● **Prompt**
Which lines hold the word "JSON"? Copy each of them.

● **Input rows**

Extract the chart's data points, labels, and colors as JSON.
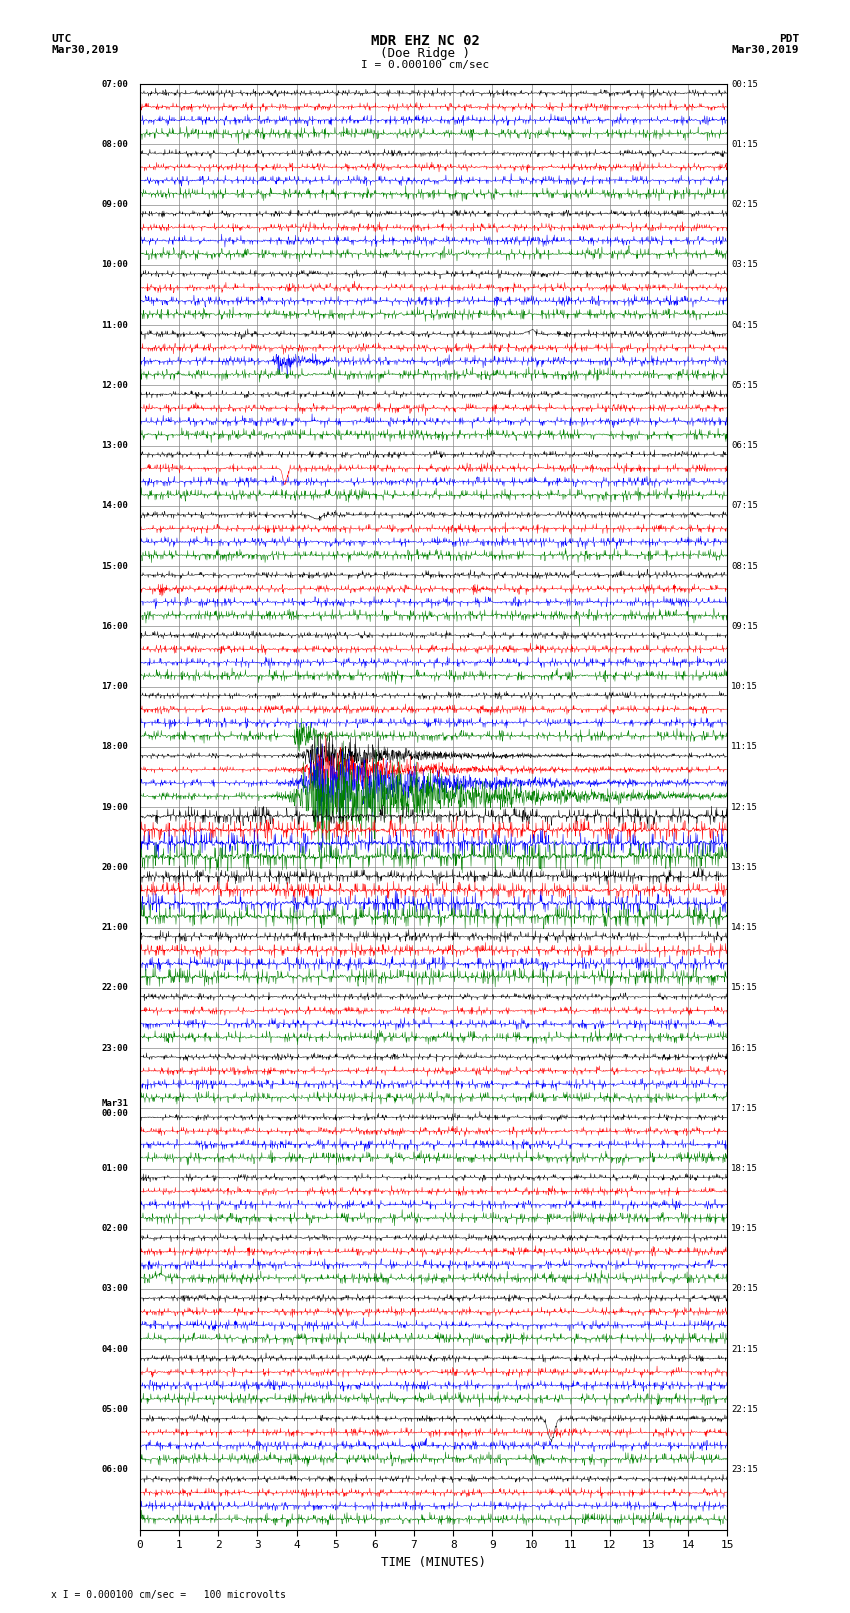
{
  "title_line1": "MDR EHZ NC 02",
  "title_line2": "(Doe Ridge )",
  "scale_label": "I = 0.000100 cm/sec",
  "utc_label": "UTC\nMar30,2019",
  "pdt_label": "PDT\nMar30,2019",
  "xlabel": "TIME (MINUTES)",
  "footer": "x I = 0.000100 cm/sec =   100 microvolts",
  "left_times": [
    "07:00",
    "08:00",
    "09:00",
    "10:00",
    "11:00",
    "12:00",
    "13:00",
    "14:00",
    "15:00",
    "16:00",
    "17:00",
    "18:00",
    "19:00",
    "20:00",
    "21:00",
    "22:00",
    "23:00",
    "Mar31\n00:00",
    "01:00",
    "02:00",
    "03:00",
    "04:00",
    "05:00",
    "06:00"
  ],
  "right_times": [
    "00:15",
    "01:15",
    "02:15",
    "03:15",
    "04:15",
    "05:15",
    "06:15",
    "07:15",
    "08:15",
    "09:15",
    "10:15",
    "11:15",
    "12:15",
    "13:15",
    "14:15",
    "15:15",
    "16:15",
    "17:15",
    "18:15",
    "19:15",
    "20:15",
    "21:15",
    "22:15",
    "23:15"
  ],
  "n_rows": 24,
  "xmin": 0,
  "xmax": 15,
  "colors": [
    "black",
    "red",
    "blue",
    "green"
  ],
  "bg_color": "white",
  "grid_color": "#888888",
  "n_traces_per_row": 4
}
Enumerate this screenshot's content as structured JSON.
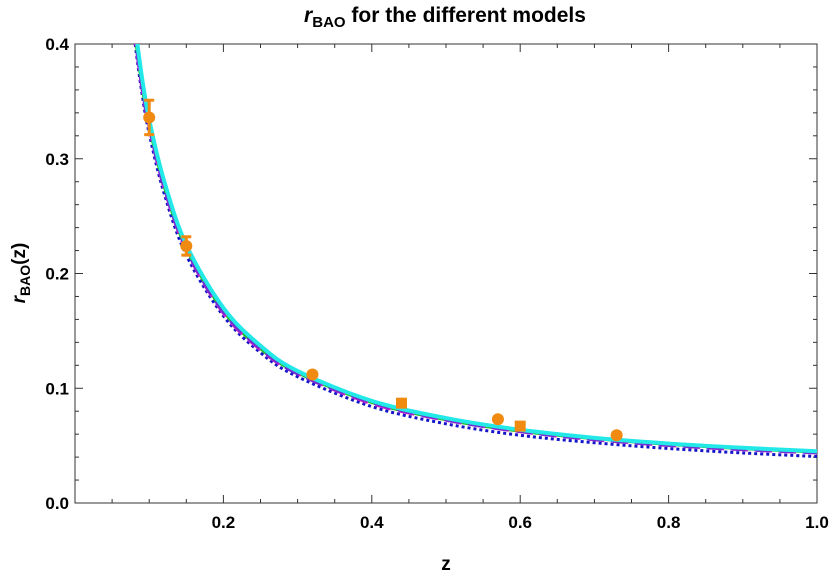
{
  "chart_data": {
    "type": "line",
    "title": {
      "main": "r",
      "sub": "BAO",
      "rest": " for the different models"
    },
    "xlabel": "z",
    "ylabel": {
      "main": "r",
      "sub": "BAO",
      "rest": "(z)"
    },
    "xlim": [
      0.0,
      1.0
    ],
    "ylim": [
      0.0,
      0.4
    ],
    "xticks": [
      0.2,
      0.4,
      0.6,
      0.8,
      1.0
    ],
    "xtick_labels": [
      "0.2",
      "0.4",
      "0.6",
      "0.8",
      "1.0"
    ],
    "yticks": [
      0.0,
      0.1,
      0.2,
      0.3,
      0.4
    ],
    "ytick_labels": [
      "0.0",
      "0.1",
      "0.2",
      "0.3",
      "0.4"
    ],
    "grid": false,
    "legend": "none",
    "series": [
      {
        "color": "#1414c8",
        "dash": "dotted",
        "x": [
          0.08,
          0.09,
          0.1,
          0.12,
          0.15,
          0.2,
          0.25,
          0.3,
          0.4,
          0.5,
          0.6,
          0.7,
          0.8,
          0.9,
          1.0
        ],
        "y": [
          0.405,
          0.358,
          0.322,
          0.27,
          0.216,
          0.163,
          0.131,
          0.11,
          0.084,
          0.069,
          0.059,
          0.0525,
          0.0475,
          0.0436,
          0.0405
        ]
      },
      {
        "color": "#22bb22",
        "dash": "solid",
        "x": [
          0.08,
          0.09,
          0.1,
          0.12,
          0.15,
          0.2,
          0.25,
          0.3,
          0.4,
          0.5,
          0.6,
          0.7,
          0.8,
          0.9,
          1.0
        ],
        "y": [
          0.415,
          0.368,
          0.331,
          0.278,
          0.223,
          0.168,
          0.135,
          0.114,
          0.088,
          0.073,
          0.063,
          0.0565,
          0.0515,
          0.0478,
          0.0448
        ]
      },
      {
        "color": "#cc22cc",
        "dash": "dashed",
        "x": [
          0.08,
          0.09,
          0.1,
          0.12,
          0.15,
          0.2,
          0.25,
          0.3,
          0.4,
          0.5,
          0.6,
          0.7,
          0.8,
          0.9,
          1.0
        ],
        "y": [
          0.412,
          0.365,
          0.329,
          0.276,
          0.221,
          0.166,
          0.134,
          0.113,
          0.087,
          0.0725,
          0.0625,
          0.0555,
          0.0505,
          0.0468,
          0.044
        ]
      },
      {
        "color": "#7030d0",
        "dash": "dashed",
        "x": [
          0.08,
          0.09,
          0.1,
          0.12,
          0.15,
          0.2,
          0.25,
          0.3,
          0.4,
          0.5,
          0.6,
          0.7,
          0.8,
          0.9,
          1.0
        ],
        "y": [
          0.414,
          0.367,
          0.33,
          0.277,
          0.222,
          0.167,
          0.135,
          0.113,
          0.088,
          0.0728,
          0.0628,
          0.0558,
          0.0508,
          0.0471,
          0.0443
        ]
      },
      {
        "color": "#22e8e8",
        "dash": "solid",
        "x": [
          0.08,
          0.09,
          0.1,
          0.12,
          0.15,
          0.2,
          0.25,
          0.3,
          0.4,
          0.5,
          0.6,
          0.7,
          0.8,
          0.9,
          1.0
        ],
        "y": [
          0.42,
          0.372,
          0.334,
          0.281,
          0.225,
          0.17,
          0.137,
          0.115,
          0.089,
          0.074,
          0.0638,
          0.0568,
          0.0518,
          0.0481,
          0.0451
        ]
      }
    ],
    "observations": [
      {
        "x": 0.1,
        "y": 0.336,
        "err": 0.015,
        "marker": "circle"
      },
      {
        "x": 0.15,
        "y": 0.224,
        "err": 0.008,
        "marker": "circle"
      },
      {
        "x": 0.32,
        "y": 0.112,
        "err": 0.002,
        "marker": "circle"
      },
      {
        "x": 0.44,
        "y": 0.087,
        "err": 0.003,
        "marker": "square"
      },
      {
        "x": 0.57,
        "y": 0.073,
        "err": 0.001,
        "marker": "circle"
      },
      {
        "x": 0.6,
        "y": 0.067,
        "err": 0.003,
        "marker": "square"
      },
      {
        "x": 0.73,
        "y": 0.059,
        "err": 0.002,
        "marker": "circle"
      }
    ],
    "observation_color": "#f08a10"
  }
}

● **Exercise solution**
Extract the chart's data points, labels, and colors as JSON.
Enumerate this screenshot's content as structured JSON.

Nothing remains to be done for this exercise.